EXERCISE
What follows is a set of records; restate each one word for word and drop the pictures.

[Data items]
◇ ◇ ◇ ◇ ◇
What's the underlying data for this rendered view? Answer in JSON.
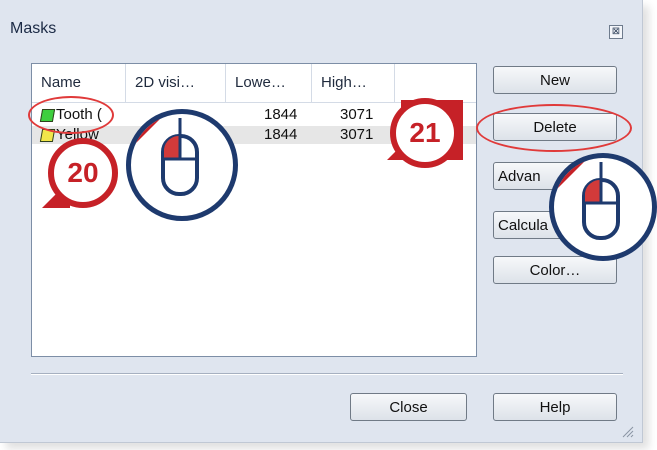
{
  "dialog": {
    "title": "Masks",
    "close_glyph": "⊠"
  },
  "table": {
    "headers": [
      "Name",
      "2D visi…",
      "Lowe…",
      "High…"
    ],
    "rows": [
      {
        "name": "Tooth (",
        "color": "#3ecf3e",
        "lower": "1844",
        "higher": "3071"
      },
      {
        "name": "Yellow",
        "color": "#f1e64a",
        "lower": "1844",
        "higher": "3071"
      }
    ]
  },
  "buttons": {
    "new": "New",
    "delete": "Delete",
    "advanced": "Advan",
    "calculate": "Calcula",
    "color": "Color…",
    "close": "Close",
    "help": "Help"
  },
  "callouts": {
    "step_a": "20",
    "step_b": "21"
  },
  "icons": {
    "mouse": "mouse-left-click-icon",
    "grip": "resize-grip-icon"
  },
  "colors": {
    "highlight": "#e03a3a",
    "badge": "#c62127",
    "mouse_outline": "#1e3a6e"
  }
}
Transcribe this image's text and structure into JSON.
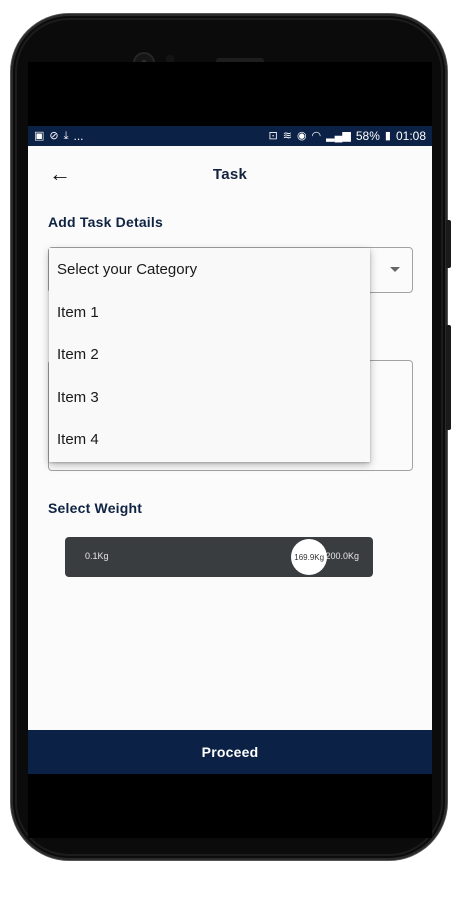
{
  "status": {
    "left_icons": [
      "image-icon",
      "mute-icon",
      "download-icon"
    ],
    "left_ellipsis": "...",
    "battery_pct": "58%",
    "time": "01:08"
  },
  "header": {
    "title": "Task"
  },
  "sections": {
    "details_label": "Add Task Details",
    "weight_label": "Select Weight"
  },
  "category": {
    "placeholder": "Select your Category",
    "options": [
      "Item 1",
      "Item 2",
      "Item 3",
      "Item 4"
    ]
  },
  "weight": {
    "min_label": "0.1Kg",
    "max_label": "200.0Kg",
    "current_label": "169.9Kg",
    "min": 0.1,
    "max": 200.0,
    "value": 169.9
  },
  "footer": {
    "proceed_label": "Proceed"
  },
  "colors": {
    "accent": "#0b2145",
    "slider_track": "#3a3d40"
  }
}
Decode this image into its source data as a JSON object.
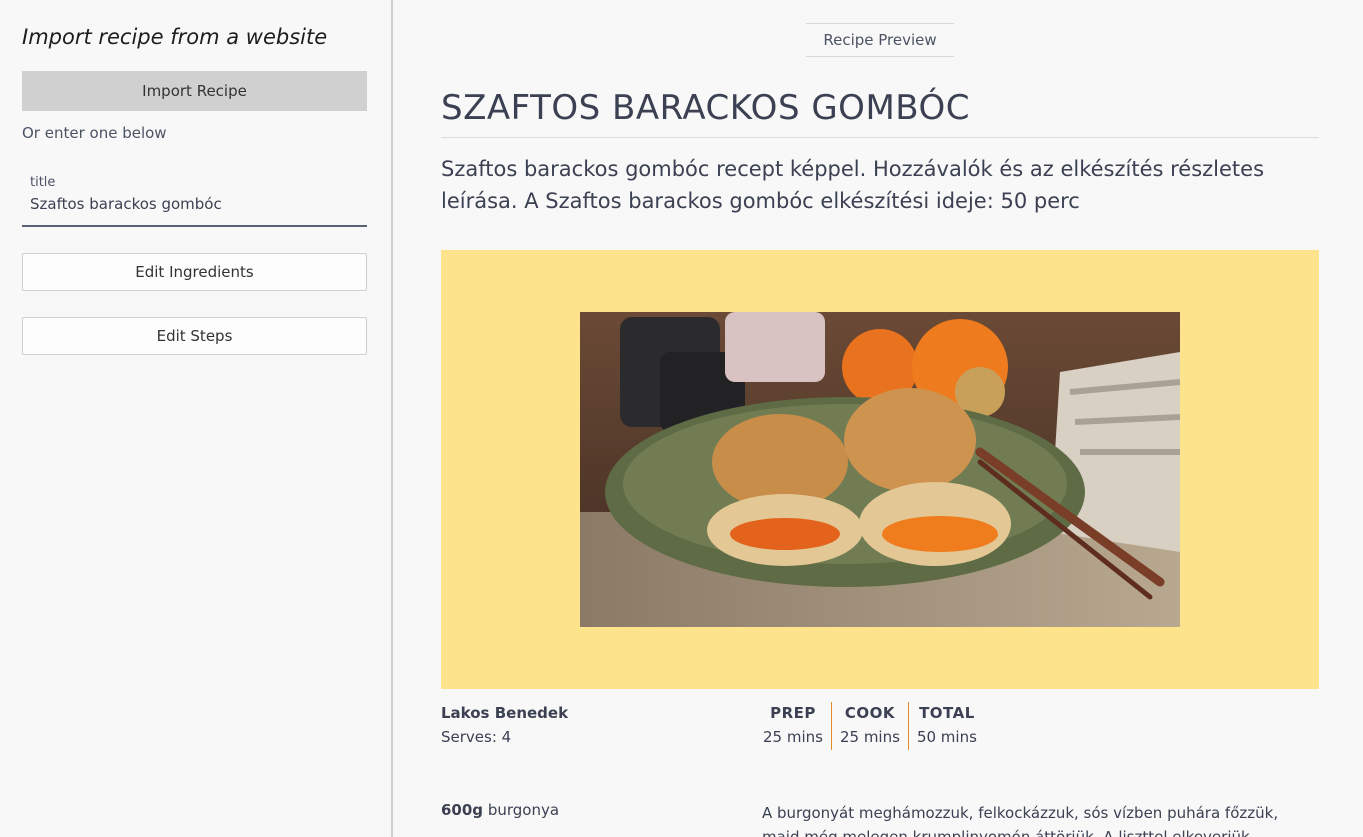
{
  "sidebar": {
    "heading": "Import recipe from a website",
    "import_button": "Import Recipe",
    "or_text": "Or enter one below",
    "title_field": {
      "label": "title",
      "value": "Szaftos barackos gombóc"
    },
    "edit_ingredients": "Edit Ingredients",
    "edit_steps": "Edit Steps"
  },
  "main": {
    "tab": "Recipe Preview",
    "title": "SZAFTOS BARACKOS GOMBÓC",
    "description": "Szaftos barackos gombóc recept képpel. Hozzávalók és az elkészítés részletes leírása. A Szaftos barackos gombóc elkészítési ideje: 50 perc",
    "author": "Lakos Benedek",
    "serves": "Serves: 4",
    "times": [
      {
        "label": "PREP",
        "value": "25 mins"
      },
      {
        "label": "COOK",
        "value": "25 mins"
      },
      {
        "label": "TOTAL",
        "value": "50 mins"
      }
    ],
    "ingredients": [
      {
        "amount": "600g",
        "name": "burgonya"
      }
    ],
    "steps": [
      "A burgonyát meghámozzuk, felkockázzuk, sós vízben puhára főzzük, majd még melegen krumplinyomón áttörjük. A liszttel elkeverjük majd"
    ]
  },
  "colors": {
    "hero_background": "#fde38b",
    "time_divider": "#e28a2b",
    "import_button": "#d0d0d0"
  }
}
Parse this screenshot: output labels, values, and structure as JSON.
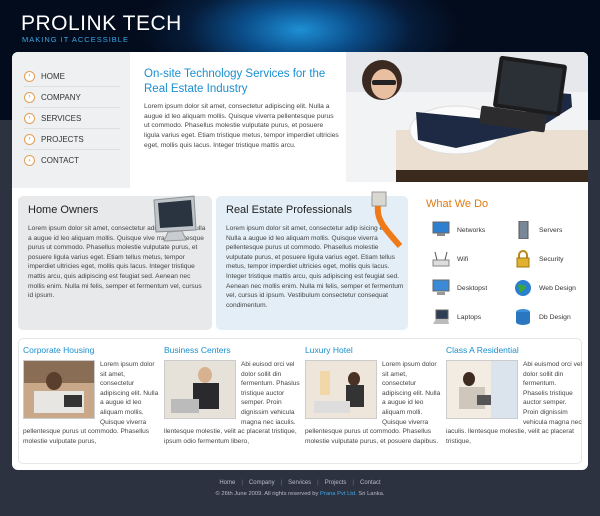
{
  "header": {
    "logo": "PROLINK TECH",
    "tagline": "MAKING IT ACCESSIBLE"
  },
  "nav": [
    {
      "label": "HOME",
      "icon": "home-icon"
    },
    {
      "label": "COMPANY",
      "icon": "company-icon"
    },
    {
      "label": "SERVICES",
      "icon": "services-icon"
    },
    {
      "label": "PROJECTS",
      "icon": "projects-icon"
    },
    {
      "label": "CONTACT",
      "icon": "contact-icon"
    }
  ],
  "intro": {
    "title": "On-site Technology Services for the Real Estate Industry",
    "text": "Lorem ipsum dolor sit amet, consectetur adipiscing elit. Nulla a augue id leo aliquam mollis. Quisque viverra pellentesque purus ut commodo. Phasellus molestie vulputate purus, et posuere ligula varius eget. Etiam tristique metus, tempor imperdiet ultricies eget, mollis quis lacus. Integer tristique mattis arcu."
  },
  "home_owners": {
    "title": "Home Owners",
    "text": "Lorem ipsum dolor sit amet, consectetur adipiscing elit. Nulla a augue id leo aliquam mollis. Quisque vive rra pellentesque purus ut commodo. Phasellus molestie vulputate purus, et posuere ligula varius eget. Etiam tellus metus, tempor imperdiet ultricies eget, mollis quis lacus. Integer tristique mattis arcu, quis adipiscing est feugiat sed. Aenean nec mollis enim. Nulla mi felis, semper et fermentum vel, cursus id ipsum."
  },
  "real_estate": {
    "title": "Real Estate Professionals",
    "text": "Lorem ipsum dolor sit amet, consectetur adip isicing elit. Nulla a augue id leo aliquam mollis. Quisque viverra pellentesque purus ut commodo. Phasellus molestie vulputate purus, et posuere ligula varius eget. Etiam tellus metus, tempor imperdiet ultricies eget, mollis quis lacus. Integer tristique mattis arcu, quis adipiscing est feugiat sed. Aenean nec mollis enim. Nulla mi felis, semper et fermentum vel, cursus id ipsum. Vestibulum consectetur consequat condimentum."
  },
  "what_we_do": {
    "title": "What We Do",
    "items": [
      {
        "label": "Networks",
        "icon": "networks-icon"
      },
      {
        "label": "Servers",
        "icon": "servers-icon"
      },
      {
        "label": "Wifi",
        "icon": "wifi-icon"
      },
      {
        "label": "Security",
        "icon": "security-icon"
      },
      {
        "label": "Desktopst",
        "icon": "desktop-icon"
      },
      {
        "label": "Web Design",
        "icon": "web-design-icon"
      },
      {
        "label": "Laptops",
        "icon": "laptops-icon"
      },
      {
        "label": "Db Design",
        "icon": "db-design-icon"
      }
    ]
  },
  "columns": [
    {
      "title": "Corporate Housing",
      "text": "Lorem ipsum dolor sit amet, consectetur adipiscing elit. Nulla a augue id leo aliquam mollis. Quisque viverra pellentesque purus ut commodo. Phasellus molestie vulputate purus,"
    },
    {
      "title": "Business Centers",
      "text": "Abi euisod orci vel dolor sollit din fermentum. Phaslus tristique auctor semper. Proin dignissim vehicula magna nec iaculis. llentesque molestie, velit ac placerat tristique, ipsum odio fermentum libero,"
    },
    {
      "title": "Luxury Hotel",
      "text": "Lorem ipsum dolor sit amet, consectetur adipiscing elit. Nulla a augue id leo aliquam molli. Quisque viverra pellentesque purus ut commodo. Phasellus molestie vulputate purus, et posuere dapibus."
    },
    {
      "title": "Class A Residential",
      "text": "Abi euismod orci vel dolor sollit din fermentum. Phaselis tristique auctor semper. Proin dignissim vehicula magna nec iaculis. llentesque molestie, velit ac placerat tristique,"
    }
  ],
  "footer": {
    "links": [
      "Home",
      "Company",
      "Services",
      "Projects",
      "Contact"
    ],
    "copy_prefix": "© 26th June 2009. All rights reserved by",
    "copy_brand": "Prana Pvt Ltd.",
    "copy_suffix": "Sri Lanka."
  },
  "colors": {
    "accent_blue": "#1a8fd0",
    "accent_orange": "#e07a10",
    "footer_bg": "#2c3240"
  }
}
◇ ◇ ◇ ◇ ◇
WRITTEN RESPONSE
What's the underlying data for this rendered view? Answer in JSON.
{
  "dialog": {
    "title": "Masks",
    "close_glyph": "⊠"
  },
  "table": {
    "headers": [
      "Name",
      "2D visi…",
      "Lowe…",
      "High…"
    ],
    "rows": [
      {
        "name": "Tooth (",
        "color": "#3ecf3e",
        "lower": "1844",
        "higher": "3071"
      },
      {
        "name": "Yellow",
        "color": "#f1e64a",
        "lower": "1844",
        "higher": "3071"
      }
    ]
  },
  "buttons": {
    "new": "New",
    "delete": "Delete",
    "advanced": "Advan",
    "calculate": "Calcula",
    "color": "Color…",
    "close": "Close",
    "help": "Help"
  },
  "callouts": {
    "step_a": "20",
    "step_b": "21"
  },
  "icons": {
    "mouse": "mouse-left-click-icon",
    "grip": "resize-grip-icon"
  },
  "colors": {
    "highlight": "#e03a3a",
    "badge": "#c62127",
    "mouse_outline": "#1e3a6e"
  }
}
Transcribe this image's text and structure into JSON.
{
  "status": {
    "left_icons": [
      "image-icon",
      "mute-icon",
      "download-icon"
    ],
    "left_ellipsis": "...",
    "battery_pct": "58%",
    "time": "01:08"
  },
  "header": {
    "title": "Task"
  },
  "sections": {
    "details_label": "Add Task Details",
    "weight_label": "Select Weight"
  },
  "category": {
    "placeholder": "Select your Category",
    "options": [
      "Item 1",
      "Item 2",
      "Item 3",
      "Item 4"
    ]
  },
  "weight": {
    "min_label": "0.1Kg",
    "max_label": "200.0Kg",
    "current_label": "169.9Kg",
    "min": 0.1,
    "max": 200.0,
    "value": 169.9
  },
  "footer": {
    "proceed_label": "Proceed"
  },
  "colors": {
    "accent": "#0b2145",
    "slider_track": "#3a3d40"
  }
}
Decode this image into its source data as a JSON object.
{
  "sidebar": {
    "heading": "Import recipe from a website",
    "import_button": "Import Recipe",
    "or_text": "Or enter one below",
    "title_field": {
      "label": "title",
      "value": "Szaftos barackos gombóc"
    },
    "edit_ingredients": "Edit Ingredients",
    "edit_steps": "Edit Steps"
  },
  "main": {
    "tab": "Recipe Preview",
    "title": "SZAFTOS BARACKOS GOMBÓC",
    "description": "Szaftos barackos gombóc recept képpel. Hozzávalók és az elkészítés részletes leírása. A Szaftos barackos gombóc elkészítési ideje: 50 perc",
    "author": "Lakos Benedek",
    "serves": "Serves: 4",
    "times": [
      {
        "label": "PREP",
        "value": "25 mins"
      },
      {
        "label": "COOK",
        "value": "25 mins"
      },
      {
        "label": "TOTAL",
        "value": "50 mins"
      }
    ],
    "ingredients": [
      {
        "amount": "600g",
        "name": "burgonya"
      }
    ],
    "steps": [
      "A burgonyát meghámozzuk, felkockázzuk, sós vízben puhára főzzük, majd még melegen krumplinyomón áttörjük. A liszttel elkeverjük majd"
    ]
  },
  "colors": {
    "hero_background": "#fde38b",
    "time_divider": "#e28a2b",
    "import_button": "#d0d0d0"
  }
}
Parse this screenshot: output labels, values, and structure as JSON.
{
  "header": {
    "logo": "PROLINK TECH",
    "tagline": "MAKING IT ACCESSIBLE"
  },
  "nav": [
    {
      "label": "HOME",
      "icon": "home-icon"
    },
    {
      "label": "COMPANY",
      "icon": "company-icon"
    },
    {
      "label": "SERVICES",
      "icon": "services-icon"
    },
    {
      "label": "PROJECTS",
      "icon": "projects-icon"
    },
    {
      "label": "CONTACT",
      "icon": "contact-icon"
    }
  ],
  "intro": {
    "title": "On-site Technology Services for the Real Estate Industry",
    "text": "Lorem ipsum dolor sit amet, consectetur adipiscing elit. Nulla a augue id leo aliquam mollis. Quisque viverra pellentesque purus ut commodo. Phasellus molestie vulputate purus, et posuere ligula varius eget. Etiam tristique metus, tempor imperdiet ultricies eget, mollis quis lacus. Integer tristique mattis arcu."
  },
  "home_owners": {
    "title": "Home Owners",
    "text": "Lorem ipsum dolor sit amet, consectetur adipiscing elit. Nulla a augue id leo aliquam mollis. Quisque vive rra pellentesque purus ut commodo. Phasellus molestie vulputate purus, et posuere ligula varius eget. Etiam tellus metus, tempor imperdiet ultricies eget, mollis quis lacus. Integer tristique mattis arcu, quis adipiscing est feugiat sed. Aenean nec mollis enim. Nulla mi felis, semper et fermentum vel, cursus id ipsum."
  },
  "real_estate": {
    "title": "Real Estate Professionals",
    "text": "Lorem ipsum dolor sit amet, consectetur adip isicing elit. Nulla a augue id leo aliquam mollis. Quisque viverra pellentesque purus ut commodo. Phasellus molestie vulputate purus, et posuere ligula varius eget. Etiam tellus metus, tempor imperdiet ultricies eget, mollis quis lacus. Integer tristique mattis arcu, quis adipiscing est feugiat sed. Aenean nec mollis enim. Nulla mi felis, semper et fermentum vel, cursus id ipsum. Vestibulum consectetur consequat condimentum."
  },
  "what_we_do": {
    "title": "What We Do",
    "items": [
      {
        "label": "Networks",
        "icon": "networks-icon"
      },
      {
        "label": "Servers",
        "icon": "servers-icon"
      },
      {
        "label": "Wifi",
        "icon": "wifi-icon"
      },
      {
        "label": "Security",
        "icon": "security-icon"
      },
      {
        "label": "Desktopst",
        "icon": "desktop-icon"
      },
      {
        "label": "Web Design",
        "icon": "web-design-icon"
      },
      {
        "label": "Laptops",
        "icon": "laptops-icon"
      },
      {
        "label": "Db Design",
        "icon": "db-design-icon"
      }
    ]
  },
  "columns": [
    {
      "title": "Corporate Housing",
      "text": "Lorem ipsum dolor sit amet, consectetur adipiscing elit. Nulla a augue id leo aliquam mollis. Quisque viverra pellentesque purus ut commodo. Phasellus molestie vulputate purus,"
    },
    {
      "title": "Business Centers",
      "text": "Abi euisod orci vel dolor sollit din fermentum. Phaslus tristique auctor semper. Proin dignissim vehicula magna nec iaculis. llentesque molestie, velit ac placerat tristique, ipsum odio fermentum libero,"
    },
    {
      "title": "Luxury Hotel",
      "text": "Lorem ipsum dolor sit amet, consectetur adipiscing elit. Nulla a augue id leo aliquam molli. Quisque viverra pellentesque purus ut commodo. Phasellus molestie vulputate purus, et posuere dapibus."
    },
    {
      "title": "Class A Residential",
      "text": "Abi euismod orci vel dolor sollit din fermentum. Phaselis tristique auctor semper. Proin dignissim vehicula magna nec iaculis. llentesque molestie, velit ac placerat tristique,"
    }
  ],
  "footer": {
    "links": [
      "Home",
      "Company",
      "Services",
      "Projects",
      "Contact"
    ],
    "copy_prefix": "© 26th June 2009. All rights reserved by",
    "copy_brand": "Prana Pvt Ltd.",
    "copy_suffix": "Sri Lanka."
  },
  "colors": {
    "accent_blue": "#1a8fd0",
    "accent_orange": "#e07a10",
    "footer_bg": "#2c3240"
  }
}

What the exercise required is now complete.